* [Material provided]
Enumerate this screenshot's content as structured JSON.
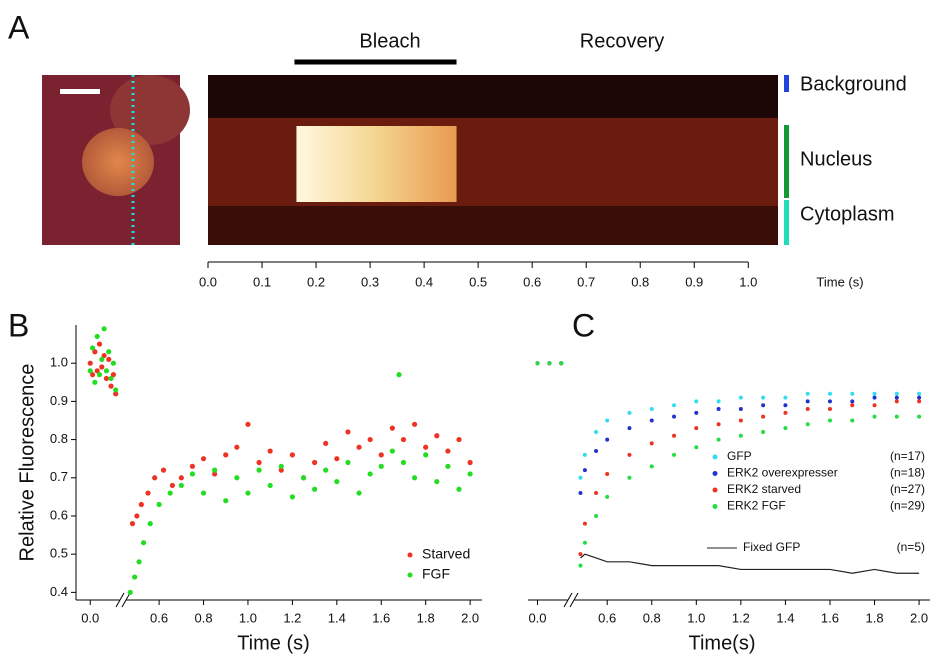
{
  "panel_labels": [
    "A",
    "B",
    "C"
  ],
  "panel_a": {
    "bleach_label": "Bleach",
    "recovery_label": "Recovery",
    "x_label": "Time (s)",
    "xlim": [
      0,
      1.055
    ],
    "xticks": [
      {
        "value": 0,
        "label": "0.0"
      },
      0.1,
      0.2,
      0.3,
      0.4,
      0.5,
      0.6,
      0.7,
      0.8,
      0.9,
      {
        "value": 1,
        "label": "1.0"
      }
    ],
    "bleach": [
      0.16,
      0.46
    ],
    "regions": [
      {
        "label": "Background",
        "color": "#2244dd"
      },
      {
        "label": "Nucleus",
        "color": "#119933"
      },
      {
        "label": "Cytoplasm",
        "color": "#22ddbb"
      }
    ]
  },
  "chart_data": [
    {
      "type": "scatter",
      "ylabel": "Relative Fluorescence",
      "xlabel": "Time (s)",
      "xlim": [
        -0.04,
        2.04
      ],
      "x_break": [
        0.12,
        0.46
      ],
      "ylim": [
        0.38,
        1.1
      ],
      "xticks": [
        {
          "value": 0,
          "label": "0.0"
        },
        0.6,
        0.8,
        {
          "value": 1,
          "label": "1.0"
        },
        1.2,
        1.4,
        1.6,
        1.8,
        {
          "value": 2,
          "label": "2.0"
        }
      ],
      "yticks": [
        0.4,
        0.5,
        0.6,
        0.7,
        0.8,
        0.9,
        {
          "value": 1,
          "label": "1.0"
        }
      ],
      "legend": "lower right",
      "series": [
        {
          "name": "Starved",
          "color": "#ee3322",
          "x": [
            0.0,
            0.01,
            0.02,
            0.03,
            0.04,
            0.05,
            0.06,
            0.07,
            0.08,
            0.09,
            0.1,
            0.11,
            0.48,
            0.5,
            0.52,
            0.55,
            0.58,
            0.62,
            0.66,
            0.7,
            0.75,
            0.8,
            0.85,
            0.9,
            0.95,
            1.0,
            1.05,
            1.1,
            1.15,
            1.2,
            1.25,
            1.3,
            1.35,
            1.4,
            1.45,
            1.5,
            1.55,
            1.6,
            1.65,
            1.7,
            1.75,
            1.8,
            1.85,
            1.9,
            1.95,
            2.0
          ],
          "values": [
            1.0,
            0.97,
            1.03,
            0.98,
            1.05,
            0.99,
            1.02,
            0.96,
            1.01,
            0.94,
            0.97,
            0.92,
            0.58,
            0.6,
            0.63,
            0.66,
            0.7,
            0.72,
            0.68,
            0.7,
            0.73,
            0.75,
            0.71,
            0.76,
            0.78,
            0.84,
            0.74,
            0.77,
            0.72,
            0.76,
            0.7,
            0.74,
            0.79,
            0.75,
            0.82,
            0.78,
            0.8,
            0.76,
            0.83,
            0.8,
            0.84,
            0.78,
            0.81,
            0.77,
            0.8,
            0.74
          ]
        },
        {
          "name": "FGF",
          "color": "#22dd22",
          "x": [
            0.0,
            0.01,
            0.02,
            0.03,
            0.04,
            0.05,
            0.06,
            0.07,
            0.08,
            0.09,
            0.1,
            0.11,
            0.47,
            0.49,
            0.51,
            0.53,
            0.56,
            0.6,
            0.65,
            0.7,
            0.75,
            0.8,
            0.85,
            0.9,
            0.95,
            1.0,
            1.05,
            1.1,
            1.15,
            1.2,
            1.25,
            1.3,
            1.35,
            1.4,
            1.45,
            1.5,
            1.55,
            1.6,
            1.65,
            1.68,
            1.7,
            1.75,
            1.8,
            1.85,
            1.9,
            1.95,
            2.0
          ],
          "values": [
            0.98,
            1.04,
            0.95,
            1.07,
            0.97,
            1.01,
            1.09,
            0.98,
            1.03,
            0.96,
            1.0,
            0.93,
            0.4,
            0.44,
            0.48,
            0.53,
            0.58,
            0.63,
            0.66,
            0.68,
            0.71,
            0.66,
            0.72,
            0.64,
            0.7,
            0.66,
            0.72,
            0.68,
            0.73,
            0.65,
            0.7,
            0.67,
            0.72,
            0.69,
            0.74,
            0.66,
            0.71,
            0.73,
            0.77,
            0.97,
            0.74,
            0.7,
            0.76,
            0.69,
            0.73,
            0.67,
            0.71
          ]
        }
      ]
    },
    {
      "type": "scatter",
      "xlabel": "Time(s)",
      "xlim": [
        -0.04,
        2.04
      ],
      "x_break": [
        0.12,
        0.46
      ],
      "ylim": [
        0.38,
        1.1
      ],
      "xticks": [
        {
          "value": 0,
          "label": "0.0"
        },
        0.6,
        0.8,
        {
          "value": 1,
          "label": "1.0"
        },
        1.2,
        1.4,
        1.6,
        1.8,
        {
          "value": 2,
          "label": "2.0"
        }
      ],
      "legend": "lower right",
      "x": [
        0.0,
        0.05,
        0.1,
        0.48,
        0.5,
        0.55,
        0.6,
        0.7,
        0.8,
        0.9,
        1.0,
        1.1,
        1.2,
        1.3,
        1.4,
        1.5,
        1.6,
        1.7,
        1.8,
        1.9,
        2.0
      ],
      "series": [
        {
          "name": "GFP",
          "n": "(n=17)",
          "color": "#33ddee",
          "values": [
            1.0,
            1.0,
            1.0,
            0.7,
            0.76,
            0.82,
            0.85,
            0.87,
            0.88,
            0.89,
            0.9,
            0.9,
            0.91,
            0.91,
            0.91,
            0.92,
            0.92,
            0.92,
            0.92,
            0.92,
            0.92
          ]
        },
        {
          "name": "ERK2 overexpresser",
          "n": "(n=18)",
          "color": "#2233cc",
          "values": [
            1.0,
            1.0,
            1.0,
            0.66,
            0.72,
            0.77,
            0.8,
            0.83,
            0.85,
            0.86,
            0.87,
            0.88,
            0.88,
            0.89,
            0.89,
            0.9,
            0.9,
            0.9,
            0.91,
            0.91,
            0.91
          ]
        },
        {
          "name": "ERK2 starved",
          "n": "(n=27)",
          "color": "#ee3322",
          "values": [
            1.0,
            1.0,
            1.0,
            0.5,
            0.58,
            0.66,
            0.71,
            0.76,
            0.79,
            0.81,
            0.83,
            0.84,
            0.85,
            0.86,
            0.87,
            0.88,
            0.88,
            0.89,
            0.89,
            0.9,
            0.9
          ]
        },
        {
          "name": "ERK2 FGF",
          "n": "(n=29)",
          "color": "#22dd44",
          "values": [
            1.0,
            1.0,
            1.0,
            0.47,
            0.53,
            0.6,
            0.65,
            0.7,
            0.73,
            0.76,
            0.78,
            0.8,
            0.81,
            0.82,
            0.83,
            0.84,
            0.85,
            0.85,
            0.86,
            0.86,
            0.86
          ]
        },
        {
          "name": "Fixed GFP",
          "n": "(n=5)",
          "color": "#222222",
          "mode": "line",
          "values": [
            null,
            null,
            null,
            0.49,
            0.5,
            0.49,
            0.48,
            0.48,
            0.47,
            0.47,
            0.47,
            0.47,
            0.46,
            0.46,
            0.46,
            0.46,
            0.46,
            0.45,
            0.46,
            0.45,
            0.45
          ]
        }
      ]
    }
  ]
}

* [The problem]
Transcribe the material exactly, and leave out whatever pictures it holds.

* [Worked answer]
Enumerate this screenshot's content as structured JSON.
{
  "panel_labels": [
    "A",
    "B",
    "C"
  ],
  "panel_a": {
    "bleach_label": "Bleach",
    "recovery_label": "Recovery",
    "x_label": "Time (s)",
    "xlim": [
      0,
      1.055
    ],
    "xticks": [
      {
        "value": 0,
        "label": "0.0"
      },
      0.1,
      0.2,
      0.3,
      0.4,
      0.5,
      0.6,
      0.7,
      0.8,
      0.9,
      {
        "value": 1,
        "label": "1.0"
      }
    ],
    "bleach": [
      0.16,
      0.46
    ],
    "regions": [
      {
        "label": "Background",
        "color": "#2244dd"
      },
      {
        "label": "Nucleus",
        "color": "#119933"
      },
      {
        "label": "Cytoplasm",
        "color": "#22ddbb"
      }
    ]
  },
  "chart_data": [
    {
      "type": "scatter",
      "ylabel": "Relative Fluorescence",
      "xlabel": "Time (s)",
      "xlim": [
        -0.04,
        2.04
      ],
      "x_break": [
        0.12,
        0.46
      ],
      "ylim": [
        0.38,
        1.1
      ],
      "xticks": [
        {
          "value": 0,
          "label": "0.0"
        },
        0.6,
        0.8,
        {
          "value": 1,
          "label": "1.0"
        },
        1.2,
        1.4,
        1.6,
        1.8,
        {
          "value": 2,
          "label": "2.0"
        }
      ],
      "yticks": [
        0.4,
        0.5,
        0.6,
        0.7,
        0.8,
        0.9,
        {
          "value": 1,
          "label": "1.0"
        }
      ],
      "legend": "lower right",
      "series": [
        {
          "name": "Starved",
          "color": "#ee3322",
          "x": [
            0.0,
            0.01,
            0.02,
            0.03,
            0.04,
            0.05,
            0.06,
            0.07,
            0.08,
            0.09,
            0.1,
            0.11,
            0.48,
            0.5,
            0.52,
            0.55,
            0.58,
            0.62,
            0.66,
            0.7,
            0.75,
            0.8,
            0.85,
            0.9,
            0.95,
            1.0,
            1.05,
            1.1,
            1.15,
            1.2,
            1.25,
            1.3,
            1.35,
            1.4,
            1.45,
            1.5,
            1.55,
            1.6,
            1.65,
            1.7,
            1.75,
            1.8,
            1.85,
            1.9,
            1.95,
            2.0
          ],
          "values": [
            1.0,
            0.97,
            1.03,
            0.98,
            1.05,
            0.99,
            1.02,
            0.96,
            1.01,
            0.94,
            0.97,
            0.92,
            0.58,
            0.6,
            0.63,
            0.66,
            0.7,
            0.72,
            0.68,
            0.7,
            0.73,
            0.75,
            0.71,
            0.76,
            0.78,
            0.84,
            0.74,
            0.77,
            0.72,
            0.76,
            0.7,
            0.74,
            0.79,
            0.75,
            0.82,
            0.78,
            0.8,
            0.76,
            0.83,
            0.8,
            0.84,
            0.78,
            0.81,
            0.77,
            0.8,
            0.74
          ]
        },
        {
          "name": "FGF",
          "color": "#22dd22",
          "x": [
            0.0,
            0.01,
            0.02,
            0.03,
            0.04,
            0.05,
            0.06,
            0.07,
            0.08,
            0.09,
            0.1,
            0.11,
            0.47,
            0.49,
            0.51,
            0.53,
            0.56,
            0.6,
            0.65,
            0.7,
            0.75,
            0.8,
            0.85,
            0.9,
            0.95,
            1.0,
            1.05,
            1.1,
            1.15,
            1.2,
            1.25,
            1.3,
            1.35,
            1.4,
            1.45,
            1.5,
            1.55,
            1.6,
            1.65,
            1.68,
            1.7,
            1.75,
            1.8,
            1.85,
            1.9,
            1.95,
            2.0
          ],
          "values": [
            0.98,
            1.04,
            0.95,
            1.07,
            0.97,
            1.01,
            1.09,
            0.98,
            1.03,
            0.96,
            1.0,
            0.93,
            0.4,
            0.44,
            0.48,
            0.53,
            0.58,
            0.63,
            0.66,
            0.68,
            0.71,
            0.66,
            0.72,
            0.64,
            0.7,
            0.66,
            0.72,
            0.68,
            0.73,
            0.65,
            0.7,
            0.67,
            0.72,
            0.69,
            0.74,
            0.66,
            0.71,
            0.73,
            0.77,
            0.97,
            0.74,
            0.7,
            0.76,
            0.69,
            0.73,
            0.67,
            0.71
          ]
        }
      ]
    },
    {
      "type": "scatter",
      "xlabel": "Time(s)",
      "xlim": [
        -0.04,
        2.04
      ],
      "x_break": [
        0.12,
        0.46
      ],
      "ylim": [
        0.38,
        1.1
      ],
      "xticks": [
        {
          "value": 0,
          "label": "0.0"
        },
        0.6,
        0.8,
        {
          "value": 1,
          "label": "1.0"
        },
        1.2,
        1.4,
        1.6,
        1.8,
        {
          "value": 2,
          "label": "2.0"
        }
      ],
      "legend": "lower right",
      "x": [
        0.0,
        0.05,
        0.1,
        0.48,
        0.5,
        0.55,
        0.6,
        0.7,
        0.8,
        0.9,
        1.0,
        1.1,
        1.2,
        1.3,
        1.4,
        1.5,
        1.6,
        1.7,
        1.8,
        1.9,
        2.0
      ],
      "series": [
        {
          "name": "GFP",
          "n": "(n=17)",
          "color": "#33ddee",
          "values": [
            1.0,
            1.0,
            1.0,
            0.7,
            0.76,
            0.82,
            0.85,
            0.87,
            0.88,
            0.89,
            0.9,
            0.9,
            0.91,
            0.91,
            0.91,
            0.92,
            0.92,
            0.92,
            0.92,
            0.92,
            0.92
          ]
        },
        {
          "name": "ERK2 overexpresser",
          "n": "(n=18)",
          "color": "#2233cc",
          "values": [
            1.0,
            1.0,
            1.0,
            0.66,
            0.72,
            0.77,
            0.8,
            0.83,
            0.85,
            0.86,
            0.87,
            0.88,
            0.88,
            0.89,
            0.89,
            0.9,
            0.9,
            0.9,
            0.91,
            0.91,
            0.91
          ]
        },
        {
          "name": "ERK2 starved",
          "n": "(n=27)",
          "color": "#ee3322",
          "values": [
            1.0,
            1.0,
            1.0,
            0.5,
            0.58,
            0.66,
            0.71,
            0.76,
            0.79,
            0.81,
            0.83,
            0.84,
            0.85,
            0.86,
            0.87,
            0.88,
            0.88,
            0.89,
            0.89,
            0.9,
            0.9
          ]
        },
        {
          "name": "ERK2 FGF",
          "n": "(n=29)",
          "color": "#22dd44",
          "values": [
            1.0,
            1.0,
            1.0,
            0.47,
            0.53,
            0.6,
            0.65,
            0.7,
            0.73,
            0.76,
            0.78,
            0.8,
            0.81,
            0.82,
            0.83,
            0.84,
            0.85,
            0.85,
            0.86,
            0.86,
            0.86
          ]
        },
        {
          "name": "Fixed GFP",
          "n": "(n=5)",
          "color": "#222222",
          "mode": "line",
          "values": [
            null,
            null,
            null,
            0.49,
            0.5,
            0.49,
            0.48,
            0.48,
            0.47,
            0.47,
            0.47,
            0.47,
            0.46,
            0.46,
            0.46,
            0.46,
            0.46,
            0.45,
            0.46,
            0.45,
            0.45
          ]
        }
      ]
    }
  ]
}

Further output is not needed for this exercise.